● CONSIGNES
1. Répondez à ces questions sur le commentaire des Laudes du dimanche :
(a) Quel mot Saint Benoît emploie-t-il pour nommer cet office ?
(b) À quelle heure la communauté célèbre-t-elle l'office de Laudes ?
(c) Pendant combien de temps les catéchumènes ont-ils été éduqués ?
2. Relevez toutes les lignes des enregistrements qui contiennent la chaîne « empty », en tenant compte de la casse.

Chapitre 12 : Des Laudes du dimanche.          14.02.84

      Passer des ténèbres à la lumière !

 

Mes frères,

 

            Nous remarquons d'abord le nom donné par Saint Benoît à cet office. Il parle de matutini, ce qui est très expressif ! Ce sont les prières répandues devant Dieu au matin, c'est à dire au moment où la clarté du soleil commence à se répandre peu avant son lever. La nuit disparaît et lentement le jour approche. C'est l'aurore ou l'aube.

            Au lieu de le traduire par Laudes qui ne veut rien dire dans le contexte, il faudrait le traduire par office du matin ou office de l’aube ou office de l'aurore comme autrefois on avait la messe de l'aurore.

 

            Il y a donc là une transition entre la nuit et le jour, c'est l'entre-deux. L’office va donc marquer un passage. Et ce symbolisme est bien exprimé par la course du soleil tous les jours. Malheureusement c'est entièrement occulté aujourd'hui par nos horloges.

            Nous célébrons l’office de Laudes à 6,30 h. A un certain moment de l'année, ça tombe bien, nous sommes là à l'aube. Mais pendant une grande partie de l’année, c’est trop tôt ou bien c'est trop tard. Il faudrait pouvoir suivre la course du soleil pour célébrer l’office.

            Il paraît que le Père Adalbert de Vogué qui vit en ermite à la "Pierre qui vire" s'attache lui - il est tout seul et c'est facile - à suivre l'horaire de Saint Benoît d'après la course du soleil.

 

            Donc, tous les jours ça change ! Et c'est un casse-tête paraît-il. Nous ne sommes plus habitués, nous, à cela. Enfin, quand on est tout seul, cela peut se faire, mais pour toute une communauté ce serait plus difficile. Surtout par exemple lorsqu'il faut brasser, qu'il y a des déclarations à déposer, puis des clients qui arrivent, et les ouvriers. Nous sommes maintenant asservis au régime de l'horloge.

            Mais malgré tout, disons que la nature de l’office du matin n'est pas modifiée pour autant. Retenons que c'est un office qui marque un passage et revenons maintenant à notre Vigile Pascale, la Vigile pascale qui se revit chaque dimanche, mais étalée sur 24 h. Et pour Saint Benoît, aujourd'hui nous sommes toujours le dimanche.

            Reportons-nous à la nuit de Pâques. Nous avons les catéchumènes qui ont été éduqués pendant deux, trois ans. Ils ont vécu tout le carême pendant lequel ils se sont exercés à ce qui allait se passer au cours de cette fameuse nuit. Pour eux c'est une surprise, il faut bien se le dire. Ils ne l'ont jamais vécu. C'est la première fois qu'ils vont le vivre.

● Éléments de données

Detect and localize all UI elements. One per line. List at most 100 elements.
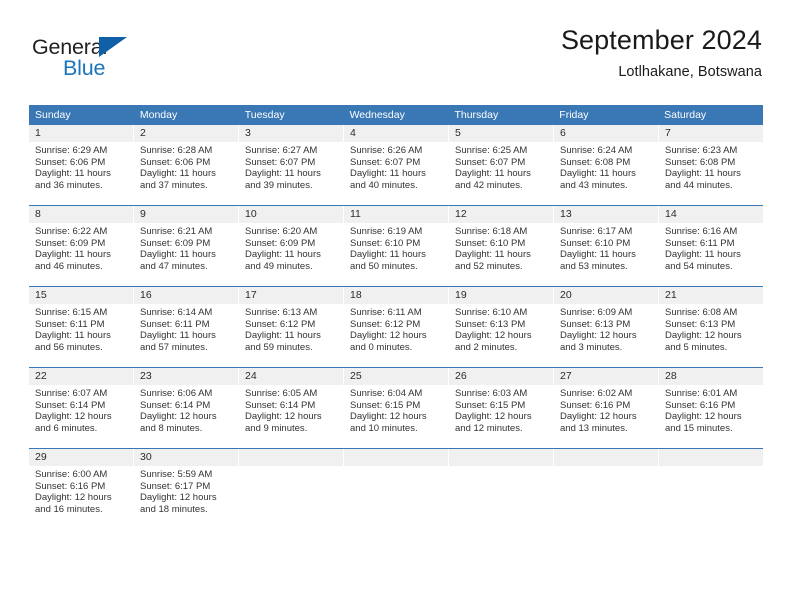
day-number: 3 (239, 125, 343, 142)
day-cell[interactable]: 23 Sunrise: 6:06 AM Sunset: 6:14 PM Dayligh… (134, 368, 239, 436)
day-details (344, 466, 448, 469)
day-cell[interactable]: 18 Sunrise: 6:11 AM Sunset: 6:12 PM Dayligh… (344, 287, 449, 355)
day-cell[interactable]: 12 Sunrise: 6:18 AM Sunset: 6:10 PM Dayligh… (449, 206, 554, 274)
day-cell[interactable]: 11 Sunrise: 6:19 AM Sunset: 6:10 PM Dayligh… (344, 206, 449, 274)
day-details: Sunrise: 6:17 AM Sunset: 6:10 PM Daylight:… (554, 223, 658, 272)
day-cell[interactable]: 24 Sunrise: 6:05 AM Sunset: 6:14 PM Dayligh… (239, 368, 344, 436)
day-details: Sunrise: 6:27 AM Sunset: 6:07 PM Daylight:… (239, 142, 343, 191)
day-cell-empty (344, 449, 449, 517)
week-separator (29, 436, 763, 448)
page-title: September 2024 (560, 25, 762, 55)
generalblue-logo[interactable]: General Blue (32, 34, 212, 86)
sunrise-text: Sunrise: 6:00 AM (35, 469, 108, 480)
week-cells: 15 Sunrise: 6:15 AM Sunset: 6:11 PM Dayligh… (29, 287, 763, 355)
day-cell[interactable]: 7 Sunrise: 6:23 AM Sunset: 6:08 PM Daylight… (659, 125, 763, 193)
day-cell[interactable]: 20 Sunrise: 6:09 AM Sunset: 6:13 PM Dayligh… (554, 287, 659, 355)
daylight-text-line2: and 12 minutes. (455, 422, 523, 434)
daylight-text-line2: and 13 minutes. (560, 422, 628, 434)
day-cell[interactable]: 21 Sunrise: 6:08 AM Sunset: 6:13 PM Dayligh… (659, 287, 763, 355)
day-cell[interactable]: 4 Sunrise: 6:26 AM Sunset: 6:07 PM Daylight… (344, 125, 449, 193)
daylight-text-line2: and 40 minutes. (350, 179, 418, 191)
daylight-text-line2: and 15 minutes. (665, 422, 733, 434)
day-number: 21 (659, 287, 763, 304)
weekday-header-row: Sunday Monday Tuesday Wednesday Thursday Frid… (29, 105, 763, 125)
sunset-text: Sunset: 6:10 PM (455, 237, 526, 249)
day-cell[interactable]: 16 Sunrise: 6:14 AM Sunset: 6:11 PM Dayligh… (134, 287, 239, 355)
weekday-header-thursday: Thursday (454, 109, 499, 121)
week-separator (29, 193, 763, 205)
day-cell[interactable]: 6 Sunrise: 6:24 AM Sunset: 6:08 PM Daylight… (554, 125, 659, 193)
day-cell[interactable]: 2 Sunrise: 6:28 AM Sunset: 6:06 PM Daylight… (134, 125, 239, 193)
day-details: Sunrise: 6:01 AM Sunset: 6:16 PM Daylight:… (659, 385, 763, 434)
daylight-text-line1: Daylight: 11 hours (35, 330, 111, 342)
triangle-icon (99, 37, 127, 57)
day-details: Sunrise: 6:11 AM Sunset: 6:12 PM Daylight:… (344, 304, 448, 353)
calendar-week-row: 29 Sunrise: 6:00 AM Sunset: 6:16 PM Dayligh… (29, 448, 763, 517)
daylight-text-line2: and 18 minutes. (140, 503, 208, 515)
day-number (449, 449, 553, 466)
sunset-text: Sunset: 6:12 PM (350, 318, 421, 330)
daylight-text-line1: Daylight: 12 hours (665, 411, 742, 423)
day-cell[interactable]: 14 Sunrise: 6:16 AM Sunset: 6:11 PM Dayligh… (659, 206, 763, 274)
day-cell[interactable]: 30 Sunrise: 5:59 AM Sunset: 6:17 PM Dayligh… (134, 449, 239, 517)
day-number: 13 (554, 206, 658, 223)
sunrise-text: Sunrise: 6:11 AM (350, 307, 422, 318)
day-cell[interactable]: 15 Sunrise: 6:15 AM Sunset: 6:11 PM Dayligh… (29, 287, 134, 355)
daylight-text-line2: and 39 minutes. (245, 179, 313, 191)
sunset-text: Sunset: 6:12 PM (245, 318, 316, 330)
day-cell[interactable]: 29 Sunrise: 6:00 AM Sunset: 6:16 PM Dayligh… (29, 449, 134, 517)
day-details: Sunrise: 6:09 AM Sunset: 6:13 PM Daylight:… (554, 304, 658, 353)
sunset-text: Sunset: 6:09 PM (140, 237, 211, 249)
sunrise-text: Sunrise: 6:08 AM (665, 307, 738, 318)
day-cell[interactable]: 10 Sunrise: 6:20 AM Sunset: 6:09 PM Dayligh… (239, 206, 344, 274)
day-cell[interactable]: 8 Sunrise: 6:22 AM Sunset: 6:09 PM Daylight… (29, 206, 134, 274)
daylight-text-line1: Daylight: 11 hours (455, 168, 531, 180)
day-number: 1 (29, 125, 133, 142)
daylight-text-line2: and 56 minutes. (35, 341, 103, 353)
day-cell[interactable]: 22 Sunrise: 6:07 AM Sunset: 6:14 PM Dayligh… (29, 368, 134, 436)
day-cell-empty (449, 449, 554, 517)
daylight-text-line2: and 36 minutes. (35, 179, 103, 191)
day-details: Sunrise: 6:07 AM Sunset: 6:14 PM Daylight:… (29, 385, 133, 434)
day-cell[interactable]: 26 Sunrise: 6:03 AM Sunset: 6:15 PM Dayligh… (449, 368, 554, 436)
day-cell[interactable]: 17 Sunrise: 6:13 AM Sunset: 6:12 PM Dayligh… (239, 287, 344, 355)
day-cell[interactable]: 9 Sunrise: 6:21 AM Sunset: 6:09 PM Daylight… (134, 206, 239, 274)
day-cell[interactable]: 19 Sunrise: 6:10 AM Sunset: 6:13 PM Dayligh… (449, 287, 554, 355)
sunrise-text: Sunrise: 6:16 AM (665, 226, 738, 237)
day-cell[interactable]: 25 Sunrise: 6:04 AM Sunset: 6:15 PM Dayligh… (344, 368, 449, 436)
sunrise-text: Sunrise: 6:03 AM (455, 388, 528, 399)
calendar-body: 1 Sunrise: 6:29 AM Sunset: 6:06 PM Daylight… (29, 125, 763, 517)
day-details: Sunrise: 6:21 AM Sunset: 6:09 PM Daylight:… (134, 223, 238, 272)
day-cell[interactable]: 1 Sunrise: 6:29 AM Sunset: 6:06 PM Daylight… (29, 125, 134, 193)
day-details: Sunrise: 6:25 AM Sunset: 6:07 PM Daylight:… (449, 142, 553, 191)
daylight-text-line1: Daylight: 12 hours (560, 330, 637, 342)
daylight-text-line1: Daylight: 11 hours (665, 249, 741, 261)
sunrise-text: Sunrise: 6:13 AM (245, 307, 318, 318)
daylight-text-line1: Daylight: 11 hours (350, 168, 426, 180)
day-details: Sunrise: 5:59 AM Sunset: 6:17 PM Daylight:… (134, 466, 238, 515)
day-details: Sunrise: 6:24 AM Sunset: 6:08 PM Daylight:… (554, 142, 658, 191)
sunrise-text: Sunrise: 6:25 AM (455, 145, 528, 156)
daylight-text-line2: and 10 minutes. (350, 422, 418, 434)
day-number: 8 (29, 206, 133, 223)
day-details: Sunrise: 6:15 AM Sunset: 6:11 PM Daylight:… (29, 304, 133, 353)
sunset-text: Sunset: 6:14 PM (245, 399, 316, 411)
day-cell[interactable]: 27 Sunrise: 6:02 AM Sunset: 6:16 PM Dayligh… (554, 368, 659, 436)
day-details: Sunrise: 6:02 AM Sunset: 6:16 PM Daylight:… (554, 385, 658, 434)
day-number: 2 (134, 125, 238, 142)
daylight-text-line1: Daylight: 11 hours (665, 168, 741, 180)
day-cell[interactable]: 28 Sunrise: 6:01 AM Sunset: 6:16 PM Dayligh… (659, 368, 763, 436)
day-cell[interactable]: 3 Sunrise: 6:27 AM Sunset: 6:07 PM Daylight… (239, 125, 344, 193)
day-cell[interactable]: 13 Sunrise: 6:17 AM Sunset: 6:10 PM Dayligh… (554, 206, 659, 274)
sunset-text: Sunset: 6:15 PM (350, 399, 421, 411)
day-cell[interactable]: 5 Sunrise: 6:25 AM Sunset: 6:07 PM Daylight… (449, 125, 554, 193)
day-cell-empty (554, 449, 659, 517)
daylight-text-line1: Daylight: 11 hours (245, 330, 321, 342)
sunset-text: Sunset: 6:11 PM (35, 318, 105, 330)
daylight-text-line1: Daylight: 11 hours (140, 330, 216, 342)
daylight-text-line2: and 43 minutes. (560, 179, 628, 191)
sunset-text: Sunset: 6:14 PM (35, 399, 106, 411)
calendar-week-row: 15 Sunrise: 6:15 AM Sunset: 6:11 PM Dayligh… (29, 286, 763, 355)
day-details (239, 466, 343, 469)
week-cells: 29 Sunrise: 6:00 AM Sunset: 6:16 PM Dayligh… (29, 449, 763, 517)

● RÉPONSES PAR CONSIGNE
1.
(a) Matutini.
(b) À 6,30 h.
(c) Pendant deux, trois ans.

2.
day-cell-empty (344, 449, 449, 517)
day-cell-empty (449, 449, 554, 517)
day-cell-empty (554, 449, 659, 517)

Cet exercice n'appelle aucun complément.